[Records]
---
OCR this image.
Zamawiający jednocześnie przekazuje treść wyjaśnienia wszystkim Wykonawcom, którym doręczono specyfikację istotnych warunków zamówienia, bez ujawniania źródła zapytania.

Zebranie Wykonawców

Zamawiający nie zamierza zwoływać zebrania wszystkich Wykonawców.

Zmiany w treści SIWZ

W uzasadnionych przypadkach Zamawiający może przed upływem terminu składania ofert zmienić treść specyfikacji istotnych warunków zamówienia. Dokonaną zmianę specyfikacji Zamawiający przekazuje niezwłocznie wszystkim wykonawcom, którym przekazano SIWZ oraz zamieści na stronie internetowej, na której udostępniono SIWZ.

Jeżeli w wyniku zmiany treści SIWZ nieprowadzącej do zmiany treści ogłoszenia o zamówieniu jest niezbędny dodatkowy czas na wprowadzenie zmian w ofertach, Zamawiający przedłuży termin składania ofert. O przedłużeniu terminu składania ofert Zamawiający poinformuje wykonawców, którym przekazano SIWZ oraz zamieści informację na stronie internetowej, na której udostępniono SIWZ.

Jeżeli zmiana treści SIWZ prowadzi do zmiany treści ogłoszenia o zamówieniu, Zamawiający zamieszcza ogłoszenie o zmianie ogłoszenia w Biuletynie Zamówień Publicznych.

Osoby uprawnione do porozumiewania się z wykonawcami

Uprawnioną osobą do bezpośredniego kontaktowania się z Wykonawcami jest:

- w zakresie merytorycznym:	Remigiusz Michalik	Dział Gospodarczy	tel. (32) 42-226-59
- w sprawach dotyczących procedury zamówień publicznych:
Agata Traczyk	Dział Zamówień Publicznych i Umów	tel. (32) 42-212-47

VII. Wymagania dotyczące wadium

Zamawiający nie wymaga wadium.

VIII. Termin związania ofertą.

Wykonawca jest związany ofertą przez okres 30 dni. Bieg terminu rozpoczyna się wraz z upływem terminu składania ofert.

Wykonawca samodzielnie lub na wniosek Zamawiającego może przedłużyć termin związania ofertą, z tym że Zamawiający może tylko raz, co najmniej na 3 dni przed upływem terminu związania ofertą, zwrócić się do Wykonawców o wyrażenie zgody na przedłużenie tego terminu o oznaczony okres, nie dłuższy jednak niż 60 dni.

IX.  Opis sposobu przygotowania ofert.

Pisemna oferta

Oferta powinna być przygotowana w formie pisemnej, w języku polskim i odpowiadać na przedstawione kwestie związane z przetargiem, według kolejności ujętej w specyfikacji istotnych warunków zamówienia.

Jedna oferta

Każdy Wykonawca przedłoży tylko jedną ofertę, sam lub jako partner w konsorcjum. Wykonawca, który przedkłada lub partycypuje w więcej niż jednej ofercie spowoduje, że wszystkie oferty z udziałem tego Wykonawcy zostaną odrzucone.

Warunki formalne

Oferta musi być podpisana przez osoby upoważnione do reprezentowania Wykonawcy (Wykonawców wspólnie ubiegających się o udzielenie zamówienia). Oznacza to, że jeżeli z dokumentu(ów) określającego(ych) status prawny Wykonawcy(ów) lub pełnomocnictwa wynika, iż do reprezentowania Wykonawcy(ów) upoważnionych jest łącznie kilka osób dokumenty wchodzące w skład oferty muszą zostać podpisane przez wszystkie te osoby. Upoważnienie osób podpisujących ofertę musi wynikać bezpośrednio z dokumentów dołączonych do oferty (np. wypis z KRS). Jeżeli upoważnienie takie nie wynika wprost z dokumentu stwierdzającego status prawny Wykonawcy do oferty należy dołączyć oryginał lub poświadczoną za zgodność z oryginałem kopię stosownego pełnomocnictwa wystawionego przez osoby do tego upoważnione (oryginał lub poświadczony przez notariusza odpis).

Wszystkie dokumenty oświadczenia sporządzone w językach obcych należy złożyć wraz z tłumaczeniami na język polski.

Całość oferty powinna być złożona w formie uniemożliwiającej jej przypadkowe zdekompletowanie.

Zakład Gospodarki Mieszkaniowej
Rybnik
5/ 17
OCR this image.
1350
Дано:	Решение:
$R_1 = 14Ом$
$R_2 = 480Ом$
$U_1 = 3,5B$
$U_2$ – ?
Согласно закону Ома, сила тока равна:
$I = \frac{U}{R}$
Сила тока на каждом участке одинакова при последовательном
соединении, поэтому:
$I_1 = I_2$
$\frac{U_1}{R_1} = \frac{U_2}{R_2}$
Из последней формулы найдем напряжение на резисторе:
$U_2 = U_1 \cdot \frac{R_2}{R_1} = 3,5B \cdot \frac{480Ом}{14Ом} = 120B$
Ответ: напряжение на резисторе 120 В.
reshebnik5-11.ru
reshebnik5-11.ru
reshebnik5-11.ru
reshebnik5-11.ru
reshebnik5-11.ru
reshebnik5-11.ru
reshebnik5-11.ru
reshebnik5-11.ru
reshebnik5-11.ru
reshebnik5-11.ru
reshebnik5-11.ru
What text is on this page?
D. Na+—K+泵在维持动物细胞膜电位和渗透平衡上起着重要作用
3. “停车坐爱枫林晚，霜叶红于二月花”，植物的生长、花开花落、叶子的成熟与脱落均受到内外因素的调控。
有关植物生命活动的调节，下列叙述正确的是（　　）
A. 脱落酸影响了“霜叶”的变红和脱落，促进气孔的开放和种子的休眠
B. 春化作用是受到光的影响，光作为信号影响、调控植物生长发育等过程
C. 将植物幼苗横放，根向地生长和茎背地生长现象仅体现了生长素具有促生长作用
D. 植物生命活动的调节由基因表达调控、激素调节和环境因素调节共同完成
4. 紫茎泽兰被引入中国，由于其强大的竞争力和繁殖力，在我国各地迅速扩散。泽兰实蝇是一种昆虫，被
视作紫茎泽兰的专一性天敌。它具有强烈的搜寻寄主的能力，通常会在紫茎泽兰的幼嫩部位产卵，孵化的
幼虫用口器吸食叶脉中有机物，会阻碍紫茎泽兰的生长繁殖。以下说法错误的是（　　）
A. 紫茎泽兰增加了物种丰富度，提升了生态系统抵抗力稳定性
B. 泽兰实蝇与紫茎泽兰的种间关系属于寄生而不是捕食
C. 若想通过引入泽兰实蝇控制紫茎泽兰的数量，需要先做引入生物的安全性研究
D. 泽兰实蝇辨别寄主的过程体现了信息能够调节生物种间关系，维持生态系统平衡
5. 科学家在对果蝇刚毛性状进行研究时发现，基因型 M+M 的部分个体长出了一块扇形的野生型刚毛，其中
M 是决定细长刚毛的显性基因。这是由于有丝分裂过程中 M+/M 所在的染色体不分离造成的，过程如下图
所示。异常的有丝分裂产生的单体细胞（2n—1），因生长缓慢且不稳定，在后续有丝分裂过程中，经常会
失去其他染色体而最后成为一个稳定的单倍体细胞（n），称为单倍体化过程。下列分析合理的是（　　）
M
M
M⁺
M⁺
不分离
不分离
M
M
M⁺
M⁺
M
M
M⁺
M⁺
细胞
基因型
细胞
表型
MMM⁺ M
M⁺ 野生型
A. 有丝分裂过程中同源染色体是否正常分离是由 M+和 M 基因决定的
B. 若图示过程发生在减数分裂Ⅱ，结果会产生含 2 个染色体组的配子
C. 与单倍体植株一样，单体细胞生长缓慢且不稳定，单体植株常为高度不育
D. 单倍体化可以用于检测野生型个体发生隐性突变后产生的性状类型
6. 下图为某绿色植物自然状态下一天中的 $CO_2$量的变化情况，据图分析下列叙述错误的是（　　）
---
# The task
Return every line in the listing that contains the word "frac".

# Finished task
$I = \frac{U}{R}$
$\frac{U_1}{R_1} = \frac{U_2}{R_2}$
$U_2 = U_1 \cdot \frac{R_2}{R_1} = 3,5B \cdot \frac{480Ом}{14Ом} = 120B$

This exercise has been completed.